Chart and figure data
────────────────────────────────────────
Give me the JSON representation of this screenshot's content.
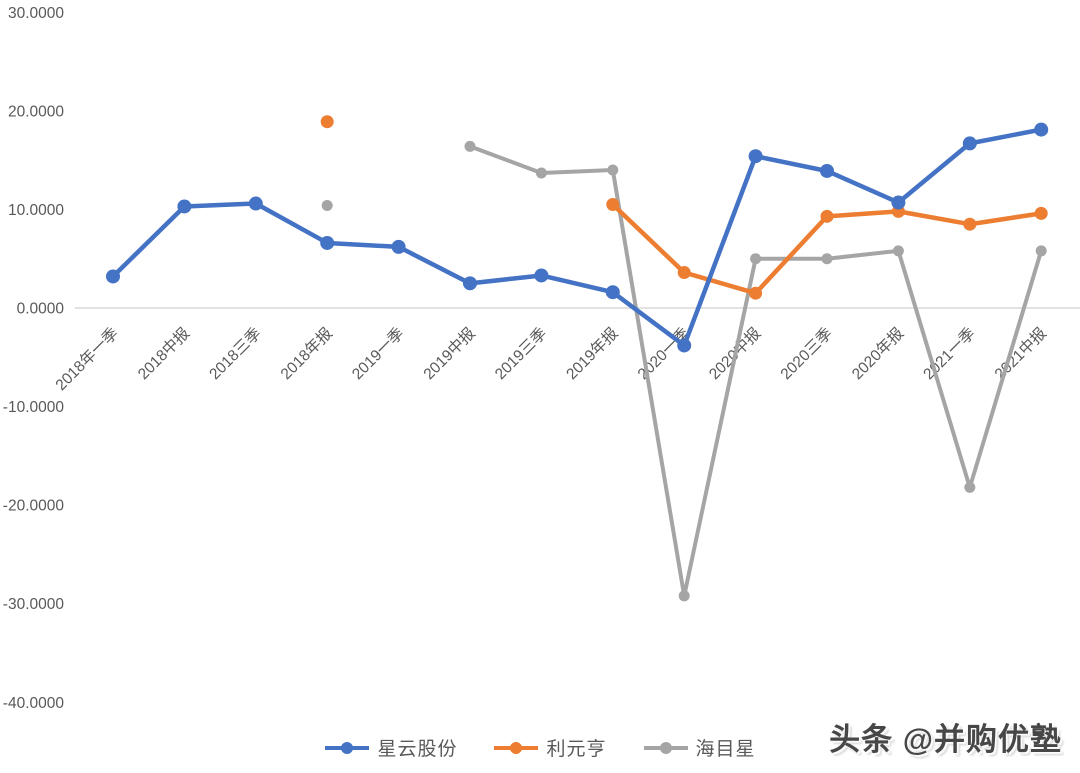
{
  "chart_data": {
    "type": "line",
    "title": "",
    "xlabel": "",
    "ylabel": "",
    "categories": [
      "2018年一季",
      "2018中报",
      "2018三季",
      "2018年报",
      "2019一季",
      "2019中报",
      "2019三季",
      "2019年报",
      "2020一季",
      "2020中报",
      "2020三季",
      "2020年报",
      "2021一季",
      "2021中报"
    ],
    "series": [
      {
        "name": "星云股份",
        "color": "#4472C4",
        "values": [
          3.2,
          10.3,
          10.6,
          6.6,
          6.2,
          2.5,
          3.3,
          1.6,
          -3.8,
          15.4,
          13.9,
          10.7,
          16.7,
          18.1
        ]
      },
      {
        "name": "利元亨",
        "color": "#ED7D31",
        "values": [
          null,
          null,
          null,
          18.9,
          null,
          null,
          null,
          10.5,
          3.6,
          1.5,
          9.3,
          9.8,
          8.5,
          9.6
        ]
      },
      {
        "name": "海目星",
        "color": "#A5A5A5",
        "values": [
          null,
          null,
          null,
          10.4,
          null,
          16.4,
          13.7,
          14.0,
          -29.2,
          5.0,
          5.0,
          5.8,
          -18.2,
          5.8
        ]
      }
    ],
    "ylim": [
      -40,
      30
    ],
    "y_ticks": [
      {
        "value": 30,
        "label": "30.0000"
      },
      {
        "value": 20,
        "label": "20.0000"
      },
      {
        "value": 10,
        "label": "10.0000"
      },
      {
        "value": 0,
        "label": "0.0000"
      },
      {
        "value": -10,
        "label": "-10.0000"
      },
      {
        "value": -20,
        "label": "-20.0000"
      },
      {
        "value": -30,
        "label": "-30.0000"
      },
      {
        "value": -40,
        "label": "-40.0000"
      }
    ],
    "grid": "zero-line-only",
    "legend_position": "bottom",
    "marker": "circle"
  },
  "legend": {
    "items": [
      {
        "label": "星云股份",
        "color": "#4472C4"
      },
      {
        "label": "利元亨",
        "color": "#ED7D31"
      },
      {
        "label": "海目星",
        "color": "#A5A5A5"
      }
    ]
  },
  "watermark": {
    "text": "头条 @并购优塾"
  },
  "colors": {
    "background": "#FFFFFF",
    "axis_text": "#595959",
    "zero_line": "#D9D9D9",
    "watermark_text": "#474747"
  }
}
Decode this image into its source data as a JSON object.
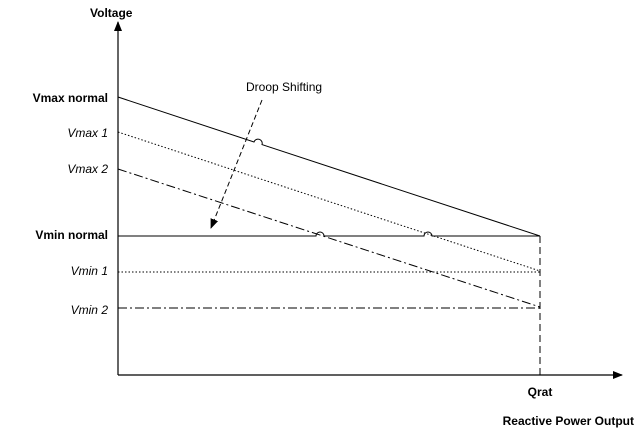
{
  "y_axis": {
    "title": "Voltage",
    "labels": [
      "Vmax normal",
      "Vmax 1",
      "Vmax 2",
      "Vmin normal",
      "Vmin 1",
      "Vmin 2"
    ]
  },
  "x_axis": {
    "label": "Qrat",
    "title": "Reactive Power Output"
  },
  "annotation": "Droop Shifting"
}
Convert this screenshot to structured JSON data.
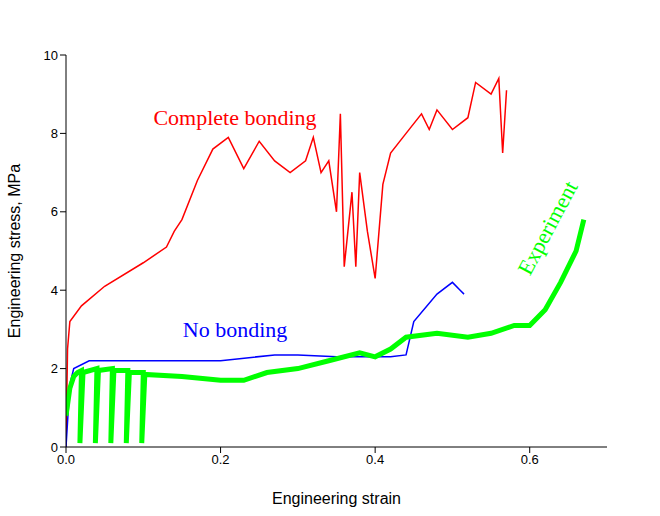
{
  "chart_data": {
    "type": "line",
    "x_label": "Engineering strain",
    "y_label": "Engineering stress, MPa",
    "xlim": [
      0,
      0.7
    ],
    "xticks": [
      {
        "value": 0,
        "label": "0.0"
      },
      0.2,
      0.4,
      0.6
    ],
    "ylim": [
      0,
      10
    ],
    "yticks": [
      0,
      2,
      4,
      6,
      8,
      10
    ],
    "grid": false,
    "series": [
      {
        "name": "Complete bonding",
        "color": "#ff0000",
        "x": [
          0,
          0.002,
          0.005,
          0.02,
          0.05,
          0.1,
          0.13,
          0.14,
          0.15,
          0.17,
          0.19,
          0.21,
          0.23,
          0.25,
          0.27,
          0.29,
          0.31,
          0.32,
          0.33,
          0.34,
          0.35,
          0.355,
          0.36,
          0.37,
          0.375,
          0.38,
          0.39,
          0.4,
          0.41,
          0.42,
          0.44,
          0.46,
          0.47,
          0.48,
          0.5,
          0.52,
          0.53,
          0.55,
          0.56,
          0.565,
          0.57
        ],
        "values": [
          0,
          2.5,
          3.2,
          3.6,
          4.1,
          4.7,
          5.1,
          5.5,
          5.8,
          6.8,
          7.6,
          7.9,
          7.1,
          7.8,
          7.3,
          7.0,
          7.3,
          7.9,
          7.0,
          7.3,
          6.0,
          8.5,
          4.6,
          6.5,
          4.6,
          7.0,
          5.5,
          4.3,
          6.7,
          7.5,
          8.0,
          8.5,
          8.1,
          8.6,
          8.1,
          8.4,
          9.3,
          9.0,
          9.4,
          7.5,
          9.1
        ]
      },
      {
        "name": "No bonding",
        "color": "#0000ff",
        "x": [
          0,
          0.005,
          0.01,
          0.03,
          0.1,
          0.2,
          0.27,
          0.3,
          0.35,
          0.42,
          0.44,
          0.45,
          0.48,
          0.5,
          0.51,
          0.515
        ],
        "values": [
          0,
          1.6,
          2.0,
          2.2,
          2.2,
          2.2,
          2.35,
          2.35,
          2.3,
          2.3,
          2.35,
          3.2,
          3.9,
          4.2,
          4.0,
          3.9
        ]
      },
      {
        "name": "Experiment",
        "color": "#00ff00",
        "x": [
          0,
          0.005,
          0.01,
          0.015,
          0.02,
          0.018,
          0.022,
          0.04,
          0.038,
          0.042,
          0.06,
          0.058,
          0.062,
          0.08,
          0.078,
          0.082,
          0.1,
          0.098,
          0.102,
          0.15,
          0.2,
          0.23,
          0.26,
          0.3,
          0.34,
          0.38,
          0.4,
          0.42,
          0.44,
          0.48,
          0.52,
          0.55,
          0.58,
          0.6,
          0.62,
          0.64,
          0.66,
          0.67
        ],
        "values": [
          0.8,
          1.5,
          1.8,
          1.9,
          1.95,
          0.1,
          1.9,
          2.0,
          0.1,
          1.95,
          2.0,
          0.1,
          1.95,
          1.95,
          0.1,
          1.9,
          1.9,
          0.1,
          1.85,
          1.8,
          1.7,
          1.7,
          1.9,
          2.0,
          2.2,
          2.4,
          2.3,
          2.5,
          2.8,
          2.9,
          2.8,
          2.9,
          3.1,
          3.1,
          3.5,
          4.2,
          5.0,
          5.8
        ]
      }
    ]
  }
}
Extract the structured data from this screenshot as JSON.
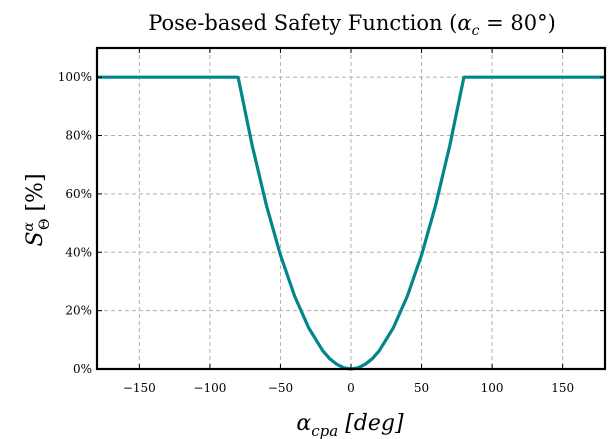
{
  "chart_data": {
    "type": "line",
    "title": "Pose-based Safety Function (αc = 80°)",
    "xlabel": "αcpa  [deg]",
    "ylabel": "SΘα  [%]",
    "xlim": [
      -180,
      180
    ],
    "ylim": [
      0,
      1.1
    ],
    "xticks": [
      -150,
      -100,
      -50,
      0,
      50,
      100,
      150
    ],
    "xtick_labels": [
      "−150",
      "−100",
      "−50",
      "0",
      "50",
      "100",
      "150"
    ],
    "yticks": [
      0,
      0.2,
      0.4,
      0.6,
      0.8,
      1.0
    ],
    "ytick_labels": [
      "0%",
      "20%",
      "40%",
      "60%",
      "80%",
      "100%"
    ],
    "grid": true,
    "line_color": "#00868b",
    "series": [
      {
        "x": [
          -180,
          -80,
          -70,
          -60,
          -50,
          -40,
          -30,
          -20,
          -15,
          -10,
          -5,
          0,
          5,
          10,
          15,
          20,
          30,
          40,
          50,
          60,
          70,
          80,
          180
        ],
        "y": [
          1.0,
          1.0,
          0.766,
          0.5625,
          0.391,
          0.25,
          0.141,
          0.0625,
          0.035,
          0.016,
          0.004,
          0.0,
          0.004,
          0.016,
          0.035,
          0.0625,
          0.141,
          0.25,
          0.391,
          0.5625,
          0.766,
          1.0,
          1.0
        ]
      }
    ]
  }
}
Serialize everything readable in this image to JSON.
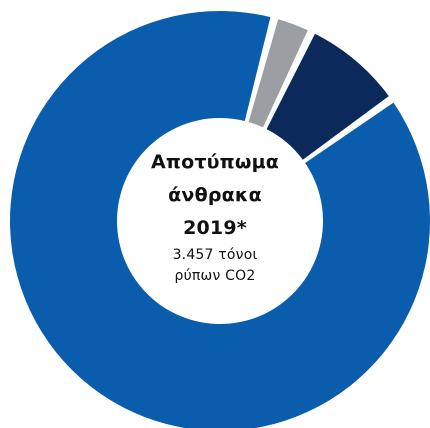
{
  "colors": {
    "main": "#0a5cad",
    "secondary": "#0b2a5b",
    "minor": "#9b9ea3",
    "background": "#ffffff"
  },
  "center": {
    "title_line1": "Αποτύπωμα",
    "title_line2": "άνθρακα",
    "title_line3": "2019*",
    "subtitle_line1": "3.457 τόνοι",
    "subtitle_line2": "ρύπων CO2"
  },
  "chart_data": {
    "type": "pie",
    "title": "Αποτύπωμα άνθρακα 2019*",
    "subtitle": "3.457 τόνοι ρύπων CO2",
    "start_angle_deg": 15,
    "series": [
      {
        "value": 3,
        "color": "#9b9ea3"
      },
      {
        "value": 8,
        "color": "#0b2a5b"
      },
      {
        "value": 89,
        "color": "#0a5cad"
      }
    ]
  }
}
────────────────────────────────────────
Task: Exclude all pictures and reproduce exactly the lines from the one containing "Serialize everything readable" through the final line of the entries above.

Result:
Serialize everything readable in this image to JSON.
{
  "colors": {
    "main": "#0a5cad",
    "secondary": "#0b2a5b",
    "minor": "#9b9ea3",
    "background": "#ffffff"
  },
  "center": {
    "title_line1": "Αποτύπωμα",
    "title_line2": "άνθρακα",
    "title_line3": "2019*",
    "subtitle_line1": "3.457 τόνοι",
    "subtitle_line2": "ρύπων CO2"
  },
  "chart_data": {
    "type": "pie",
    "title": "Αποτύπωμα άνθρακα 2019*",
    "subtitle": "3.457 τόνοι ρύπων CO2",
    "start_angle_deg": 15,
    "series": [
      {
        "value": 3,
        "color": "#9b9ea3"
      },
      {
        "value": 8,
        "color": "#0b2a5b"
      },
      {
        "value": 89,
        "color": "#0a5cad"
      }
    ]
  }
}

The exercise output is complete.